# [THE EXERCISE]
From the entries that follow, extract each line holding the string "screenshot".
----
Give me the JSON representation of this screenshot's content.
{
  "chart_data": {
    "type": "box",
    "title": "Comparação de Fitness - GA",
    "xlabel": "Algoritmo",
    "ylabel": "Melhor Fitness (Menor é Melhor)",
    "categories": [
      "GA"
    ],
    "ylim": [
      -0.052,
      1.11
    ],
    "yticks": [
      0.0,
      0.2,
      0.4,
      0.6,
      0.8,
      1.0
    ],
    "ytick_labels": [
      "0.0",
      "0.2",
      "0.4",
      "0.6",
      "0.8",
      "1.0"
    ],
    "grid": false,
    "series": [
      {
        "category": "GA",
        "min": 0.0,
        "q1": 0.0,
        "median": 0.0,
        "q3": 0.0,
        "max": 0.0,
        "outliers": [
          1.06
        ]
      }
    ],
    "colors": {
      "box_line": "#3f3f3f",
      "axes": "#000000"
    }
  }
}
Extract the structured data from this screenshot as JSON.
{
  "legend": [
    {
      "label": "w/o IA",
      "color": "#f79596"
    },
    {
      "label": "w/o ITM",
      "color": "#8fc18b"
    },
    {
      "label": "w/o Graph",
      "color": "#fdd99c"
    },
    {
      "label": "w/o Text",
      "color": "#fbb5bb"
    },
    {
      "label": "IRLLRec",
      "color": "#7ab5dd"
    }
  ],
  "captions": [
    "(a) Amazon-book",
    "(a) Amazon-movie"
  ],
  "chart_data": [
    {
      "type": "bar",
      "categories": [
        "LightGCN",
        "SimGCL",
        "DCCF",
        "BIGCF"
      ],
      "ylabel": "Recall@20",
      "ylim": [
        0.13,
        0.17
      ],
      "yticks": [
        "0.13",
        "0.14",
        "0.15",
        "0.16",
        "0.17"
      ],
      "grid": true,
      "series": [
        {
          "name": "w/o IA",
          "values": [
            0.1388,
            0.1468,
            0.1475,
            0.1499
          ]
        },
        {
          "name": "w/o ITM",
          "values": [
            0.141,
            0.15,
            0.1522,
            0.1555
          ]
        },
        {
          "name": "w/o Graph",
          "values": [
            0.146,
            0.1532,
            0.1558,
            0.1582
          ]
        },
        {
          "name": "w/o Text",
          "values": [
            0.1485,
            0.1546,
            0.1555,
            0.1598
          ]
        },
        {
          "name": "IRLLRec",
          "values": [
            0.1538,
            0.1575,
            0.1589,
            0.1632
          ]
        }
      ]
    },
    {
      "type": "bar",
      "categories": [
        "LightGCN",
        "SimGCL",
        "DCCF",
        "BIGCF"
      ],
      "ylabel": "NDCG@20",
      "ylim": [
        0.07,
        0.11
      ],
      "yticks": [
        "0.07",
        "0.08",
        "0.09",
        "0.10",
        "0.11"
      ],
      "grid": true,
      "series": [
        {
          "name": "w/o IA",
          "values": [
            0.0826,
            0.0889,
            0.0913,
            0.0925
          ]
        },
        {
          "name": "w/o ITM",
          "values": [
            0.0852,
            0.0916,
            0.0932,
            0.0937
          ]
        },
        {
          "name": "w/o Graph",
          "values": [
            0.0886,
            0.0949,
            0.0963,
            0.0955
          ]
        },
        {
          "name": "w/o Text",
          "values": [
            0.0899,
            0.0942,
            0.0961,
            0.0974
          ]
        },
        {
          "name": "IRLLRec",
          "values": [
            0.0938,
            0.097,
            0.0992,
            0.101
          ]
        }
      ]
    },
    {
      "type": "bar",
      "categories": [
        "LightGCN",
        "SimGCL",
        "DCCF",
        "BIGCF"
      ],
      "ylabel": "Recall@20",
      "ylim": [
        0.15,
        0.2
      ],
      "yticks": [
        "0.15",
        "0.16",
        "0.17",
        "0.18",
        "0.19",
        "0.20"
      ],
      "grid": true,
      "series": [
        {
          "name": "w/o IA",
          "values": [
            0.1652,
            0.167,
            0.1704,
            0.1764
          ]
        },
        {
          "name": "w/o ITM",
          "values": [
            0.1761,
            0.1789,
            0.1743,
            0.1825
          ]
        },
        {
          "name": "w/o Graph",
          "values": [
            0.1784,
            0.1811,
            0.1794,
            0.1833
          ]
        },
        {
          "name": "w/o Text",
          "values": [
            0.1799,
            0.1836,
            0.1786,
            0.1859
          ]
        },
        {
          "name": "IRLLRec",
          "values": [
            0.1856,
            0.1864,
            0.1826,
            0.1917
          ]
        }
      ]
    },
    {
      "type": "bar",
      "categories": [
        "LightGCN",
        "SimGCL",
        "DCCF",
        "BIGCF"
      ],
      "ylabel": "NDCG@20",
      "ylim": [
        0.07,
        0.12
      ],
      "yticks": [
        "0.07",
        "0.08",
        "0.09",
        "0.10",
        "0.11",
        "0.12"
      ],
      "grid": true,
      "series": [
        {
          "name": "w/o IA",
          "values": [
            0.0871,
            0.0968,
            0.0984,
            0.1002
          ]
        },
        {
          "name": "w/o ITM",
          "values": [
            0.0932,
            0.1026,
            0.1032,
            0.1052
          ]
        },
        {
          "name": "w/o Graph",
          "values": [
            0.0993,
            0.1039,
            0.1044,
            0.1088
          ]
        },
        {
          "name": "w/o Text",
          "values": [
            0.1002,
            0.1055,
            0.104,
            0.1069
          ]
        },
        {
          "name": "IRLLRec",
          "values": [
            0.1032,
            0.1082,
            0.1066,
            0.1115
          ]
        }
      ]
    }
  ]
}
----
# [SOLVED EXERCISE]
Give me the JSON representation of this screenshot's content.
Extract the structured data from this screenshot as JSON.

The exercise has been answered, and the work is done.